⟨

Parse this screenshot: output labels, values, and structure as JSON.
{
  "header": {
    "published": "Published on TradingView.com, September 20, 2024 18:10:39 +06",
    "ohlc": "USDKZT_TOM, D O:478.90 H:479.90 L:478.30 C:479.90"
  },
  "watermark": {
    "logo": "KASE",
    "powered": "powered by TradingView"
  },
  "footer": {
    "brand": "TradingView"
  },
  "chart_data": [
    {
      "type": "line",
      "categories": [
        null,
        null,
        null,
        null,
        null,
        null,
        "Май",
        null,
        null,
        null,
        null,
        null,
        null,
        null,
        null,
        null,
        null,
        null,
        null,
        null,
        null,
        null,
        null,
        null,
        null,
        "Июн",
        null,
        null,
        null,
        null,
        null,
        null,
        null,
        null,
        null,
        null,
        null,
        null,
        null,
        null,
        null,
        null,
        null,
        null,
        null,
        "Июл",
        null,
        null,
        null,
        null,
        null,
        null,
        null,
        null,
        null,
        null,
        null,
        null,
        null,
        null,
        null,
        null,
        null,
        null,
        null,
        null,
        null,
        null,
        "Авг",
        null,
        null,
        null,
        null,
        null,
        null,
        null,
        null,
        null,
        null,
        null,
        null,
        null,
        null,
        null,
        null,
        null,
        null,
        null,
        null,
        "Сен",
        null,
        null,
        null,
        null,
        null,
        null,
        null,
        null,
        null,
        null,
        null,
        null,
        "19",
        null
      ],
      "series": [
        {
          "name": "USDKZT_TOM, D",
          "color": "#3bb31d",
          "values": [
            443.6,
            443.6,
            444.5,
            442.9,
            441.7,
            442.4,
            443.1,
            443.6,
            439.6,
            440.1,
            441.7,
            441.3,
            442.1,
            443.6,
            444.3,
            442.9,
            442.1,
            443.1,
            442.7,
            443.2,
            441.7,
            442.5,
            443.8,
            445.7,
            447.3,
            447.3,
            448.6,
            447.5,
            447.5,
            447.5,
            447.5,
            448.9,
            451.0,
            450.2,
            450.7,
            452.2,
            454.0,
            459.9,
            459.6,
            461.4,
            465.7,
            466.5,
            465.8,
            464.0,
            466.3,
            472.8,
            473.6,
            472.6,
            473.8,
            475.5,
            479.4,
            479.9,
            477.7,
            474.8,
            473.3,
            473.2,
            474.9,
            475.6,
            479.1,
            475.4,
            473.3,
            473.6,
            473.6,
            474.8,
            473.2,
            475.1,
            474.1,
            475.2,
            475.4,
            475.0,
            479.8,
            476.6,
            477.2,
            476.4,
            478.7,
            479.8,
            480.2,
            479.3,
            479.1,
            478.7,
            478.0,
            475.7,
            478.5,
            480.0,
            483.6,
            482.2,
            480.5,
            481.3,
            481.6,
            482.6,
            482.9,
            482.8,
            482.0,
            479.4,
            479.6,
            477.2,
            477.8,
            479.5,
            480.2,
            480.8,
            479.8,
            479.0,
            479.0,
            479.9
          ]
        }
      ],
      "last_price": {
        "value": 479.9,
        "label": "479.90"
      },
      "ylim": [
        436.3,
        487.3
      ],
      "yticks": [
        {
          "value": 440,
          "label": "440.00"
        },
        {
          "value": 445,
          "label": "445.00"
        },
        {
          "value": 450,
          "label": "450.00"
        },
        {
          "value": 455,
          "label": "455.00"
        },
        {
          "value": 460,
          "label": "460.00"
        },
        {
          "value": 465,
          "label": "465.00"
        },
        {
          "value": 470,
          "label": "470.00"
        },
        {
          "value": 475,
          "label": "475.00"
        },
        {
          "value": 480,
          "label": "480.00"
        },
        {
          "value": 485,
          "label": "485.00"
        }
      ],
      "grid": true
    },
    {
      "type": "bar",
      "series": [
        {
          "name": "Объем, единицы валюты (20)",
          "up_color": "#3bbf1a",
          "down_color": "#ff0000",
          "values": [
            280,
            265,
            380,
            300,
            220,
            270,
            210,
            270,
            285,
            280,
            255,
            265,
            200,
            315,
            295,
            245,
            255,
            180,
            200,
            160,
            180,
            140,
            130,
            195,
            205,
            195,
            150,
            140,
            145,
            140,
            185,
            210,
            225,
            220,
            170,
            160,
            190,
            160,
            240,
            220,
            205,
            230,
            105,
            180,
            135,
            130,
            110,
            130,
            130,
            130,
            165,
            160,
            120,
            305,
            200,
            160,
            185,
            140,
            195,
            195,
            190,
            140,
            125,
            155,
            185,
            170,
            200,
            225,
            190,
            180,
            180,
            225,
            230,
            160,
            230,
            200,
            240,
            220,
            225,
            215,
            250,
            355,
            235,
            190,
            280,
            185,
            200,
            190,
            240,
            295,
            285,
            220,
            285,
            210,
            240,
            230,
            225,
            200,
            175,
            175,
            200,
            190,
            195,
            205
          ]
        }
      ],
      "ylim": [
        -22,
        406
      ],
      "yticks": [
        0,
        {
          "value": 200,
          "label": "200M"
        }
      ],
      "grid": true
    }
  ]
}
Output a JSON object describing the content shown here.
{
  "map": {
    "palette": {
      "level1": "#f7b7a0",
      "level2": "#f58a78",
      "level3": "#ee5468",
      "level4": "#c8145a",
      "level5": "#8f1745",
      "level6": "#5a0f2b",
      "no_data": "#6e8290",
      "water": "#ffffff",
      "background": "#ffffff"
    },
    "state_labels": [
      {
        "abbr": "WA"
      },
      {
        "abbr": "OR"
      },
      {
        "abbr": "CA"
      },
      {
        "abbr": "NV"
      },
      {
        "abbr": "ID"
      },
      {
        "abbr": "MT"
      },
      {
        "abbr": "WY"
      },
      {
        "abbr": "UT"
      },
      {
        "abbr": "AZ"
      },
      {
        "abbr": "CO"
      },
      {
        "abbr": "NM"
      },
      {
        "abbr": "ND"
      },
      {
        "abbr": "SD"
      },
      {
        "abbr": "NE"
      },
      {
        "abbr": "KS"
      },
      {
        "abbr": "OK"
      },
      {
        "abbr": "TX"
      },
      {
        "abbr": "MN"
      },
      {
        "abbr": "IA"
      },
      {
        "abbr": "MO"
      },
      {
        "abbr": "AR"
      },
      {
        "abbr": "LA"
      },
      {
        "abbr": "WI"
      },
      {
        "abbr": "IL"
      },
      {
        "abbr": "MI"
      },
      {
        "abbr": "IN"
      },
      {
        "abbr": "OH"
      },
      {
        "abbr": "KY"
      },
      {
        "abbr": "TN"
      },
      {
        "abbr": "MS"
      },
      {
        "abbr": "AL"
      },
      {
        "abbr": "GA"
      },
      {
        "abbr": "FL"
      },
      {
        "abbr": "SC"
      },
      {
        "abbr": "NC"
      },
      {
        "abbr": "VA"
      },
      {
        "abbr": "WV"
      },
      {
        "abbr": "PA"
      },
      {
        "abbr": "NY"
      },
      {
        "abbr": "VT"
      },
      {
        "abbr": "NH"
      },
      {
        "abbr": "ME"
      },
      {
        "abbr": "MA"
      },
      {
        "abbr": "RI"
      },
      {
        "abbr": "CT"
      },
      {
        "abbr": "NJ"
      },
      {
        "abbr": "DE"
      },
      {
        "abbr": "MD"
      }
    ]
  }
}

⟩

* [Problem statement]: Reproduce the data shown above exactly.

* [Result for this task]:
Parse this screenshot: output labels, values, and structure as JSON.
{
  "header": {
    "published": "Published on TradingView.com, September 20, 2024 18:10:39 +06",
    "ohlc": "USDKZT_TOM, D O:478.90 H:479.90 L:478.30 C:479.90"
  },
  "watermark": {
    "logo": "KASE",
    "powered": "powered by TradingView"
  },
  "footer": {
    "brand": "TradingView"
  },
  "chart_data": [
    {
      "type": "line",
      "categories": [
        null,
        null,
        null,
        null,
        null,
        null,
        "Май",
        null,
        null,
        null,
        null,
        null,
        null,
        null,
        null,
        null,
        null,
        null,
        null,
        null,
        null,
        null,
        null,
        null,
        null,
        "Июн",
        null,
        null,
        null,
        null,
        null,
        null,
        null,
        null,
        null,
        null,
        null,
        null,
        null,
        null,
        null,
        null,
        null,
        null,
        null,
        "Июл",
        null,
        null,
        null,
        null,
        null,
        null,
        null,
        null,
        null,
        null,
        null,
        null,
        null,
        null,
        null,
        null,
        null,
        null,
        null,
        null,
        null,
        null,
        "Авг",
        null,
        null,
        null,
        null,
        null,
        null,
        null,
        null,
        null,
        null,
        null,
        null,
        null,
        null,
        null,
        null,
        null,
        null,
        null,
        null,
        "Сен",
        null,
        null,
        null,
        null,
        null,
        null,
        null,
        null,
        null,
        null,
        null,
        null,
        "19",
        null
      ],
      "series": [
        {
          "name": "USDKZT_TOM, D",
          "color": "#3bb31d",
          "values": [
            443.6,
            443.6,
            444.5,
            442.9,
            441.7,
            442.4,
            443.1,
            443.6,
            439.6,
            440.1,
            441.7,
            441.3,
            442.1,
            443.6,
            444.3,
            442.9,
            442.1,
            443.1,
            442.7,
            443.2,
            441.7,
            442.5,
            443.8,
            445.7,
            447.3,
            447.3,
            448.6,
            447.5,
            447.5,
            447.5,
            447.5,
            448.9,
            451.0,
            450.2,
            450.7,
            452.2,
            454.0,
            459.9,
            459.6,
            461.4,
            465.7,
            466.5,
            465.8,
            464.0,
            466.3,
            472.8,
            473.6,
            472.6,
            473.8,
            475.5,
            479.4,
            479.9,
            477.7,
            474.8,
            473.3,
            473.2,
            474.9,
            475.6,
            479.1,
            475.4,
            473.3,
            473.6,
            473.6,
            474.8,
            473.2,
            475.1,
            474.1,
            475.2,
            475.4,
            475.0,
            479.8,
            476.6,
            477.2,
            476.4,
            478.7,
            479.8,
            480.2,
            479.3,
            479.1,
            478.7,
            478.0,
            475.7,
            478.5,
            480.0,
            483.6,
            482.2,
            480.5,
            481.3,
            481.6,
            482.6,
            482.9,
            482.8,
            482.0,
            479.4,
            479.6,
            477.2,
            477.8,
            479.5,
            480.2,
            480.8,
            479.8,
            479.0,
            479.0,
            479.9
          ]
        }
      ],
      "last_price": {
        "value": 479.9,
        "label": "479.90"
      },
      "ylim": [
        436.3,
        487.3
      ],
      "yticks": [
        {
          "value": 440,
          "label": "440.00"
        },
        {
          "value": 445,
          "label": "445.00"
        },
        {
          "value": 450,
          "label": "450.00"
        },
        {
          "value": 455,
          "label": "455.00"
        },
        {
          "value": 460,
          "label": "460.00"
        },
        {
          "value": 465,
          "label": "465.00"
        },
        {
          "value": 470,
          "label": "470.00"
        },
        {
          "value": 475,
          "label": "475.00"
        },
        {
          "value": 480,
          "label": "480.00"
        },
        {
          "value": 485,
          "label": "485.00"
        }
      ],
      "grid": true
    },
    {
      "type": "bar",
      "series": [
        {
          "name": "Объем, единицы валюты (20)",
          "up_color": "#3bbf1a",
          "down_color": "#ff0000",
          "values": [
            280,
            265,
            380,
            300,
            220,
            270,
            210,
            270,
            285,
            280,
            255,
            265,
            200,
            315,
            295,
            245,
            255,
            180,
            200,
            160,
            180,
            140,
            130,
            195,
            205,
            195,
            150,
            140,
            145,
            140,
            185,
            210,
            225,
            220,
            170,
            160,
            190,
            160,
            240,
            220,
            205,
            230,
            105,
            180,
            135,
            130,
            110,
            130,
            130,
            130,
            165,
            160,
            120,
            305,
            200,
            160,
            185,
            140,
            195,
            195,
            190,
            140,
            125,
            155,
            185,
            170,
            200,
            225,
            190,
            180,
            180,
            225,
            230,
            160,
            230,
            200,
            240,
            220,
            225,
            215,
            250,
            355,
            235,
            190,
            280,
            185,
            200,
            190,
            240,
            295,
            285,
            220,
            285,
            210,
            240,
            230,
            225,
            200,
            175,
            175,
            200,
            190,
            195,
            205
          ]
        }
      ],
      "ylim": [
        -22,
        406
      ],
      "yticks": [
        0,
        {
          "value": 200,
          "label": "200M"
        }
      ],
      "grid": true
    }
  ]
}
Output a JSON object describing the content shown here.
{
  "map": {
    "palette": {
      "level1": "#f7b7a0",
      "level2": "#f58a78",
      "level3": "#ee5468",
      "level4": "#c8145a",
      "level5": "#8f1745",
      "level6": "#5a0f2b",
      "no_data": "#6e8290",
      "water": "#ffffff",
      "background": "#ffffff"
    },
    "state_labels": [
      {
        "abbr": "WA"
      },
      {
        "abbr": "OR"
      },
      {
        "abbr": "CA"
      },
      {
        "abbr": "NV"
      },
      {
        "abbr": "ID"
      },
      {
        "abbr": "MT"
      },
      {
        "abbr": "WY"
      },
      {
        "abbr": "UT"
      },
      {
        "abbr": "AZ"
      },
      {
        "abbr": "CO"
      },
      {
        "abbr": "NM"
      },
      {
        "abbr": "ND"
      },
      {
        "abbr": "SD"
      },
      {
        "abbr": "NE"
      },
      {
        "abbr": "KS"
      },
      {
        "abbr": "OK"
      },
      {
        "abbr": "TX"
      },
      {
        "abbr": "MN"
      },
      {
        "abbr": "IA"
      },
      {
        "abbr": "MO"
      },
      {
        "abbr": "AR"
      },
      {
        "abbr": "LA"
      },
      {
        "abbr": "WI"
      },
      {
        "abbr": "IL"
      },
      {
        "abbr": "MI"
      },
      {
        "abbr": "IN"
      },
      {
        "abbr": "OH"
      },
      {
        "abbr": "KY"
      },
      {
        "abbr": "TN"
      },
      {
        "abbr": "MS"
      },
      {
        "abbr": "AL"
      },
      {
        "abbr": "GA"
      },
      {
        "abbr": "FL"
      },
      {
        "abbr": "SC"
      },
      {
        "abbr": "NC"
      },
      {
        "abbr": "VA"
      },
      {
        "abbr": "WV"
      },
      {
        "abbr": "PA"
      },
      {
        "abbr": "NY"
      },
      {
        "abbr": "VT"
      },
      {
        "abbr": "NH"
      },
      {
        "abbr": "ME"
      },
      {
        "abbr": "MA"
      },
      {
        "abbr": "RI"
      },
      {
        "abbr": "CT"
      },
      {
        "abbr": "NJ"
      },
      {
        "abbr": "DE"
      },
      {
        "abbr": "MD"
      }
    ]
  }
}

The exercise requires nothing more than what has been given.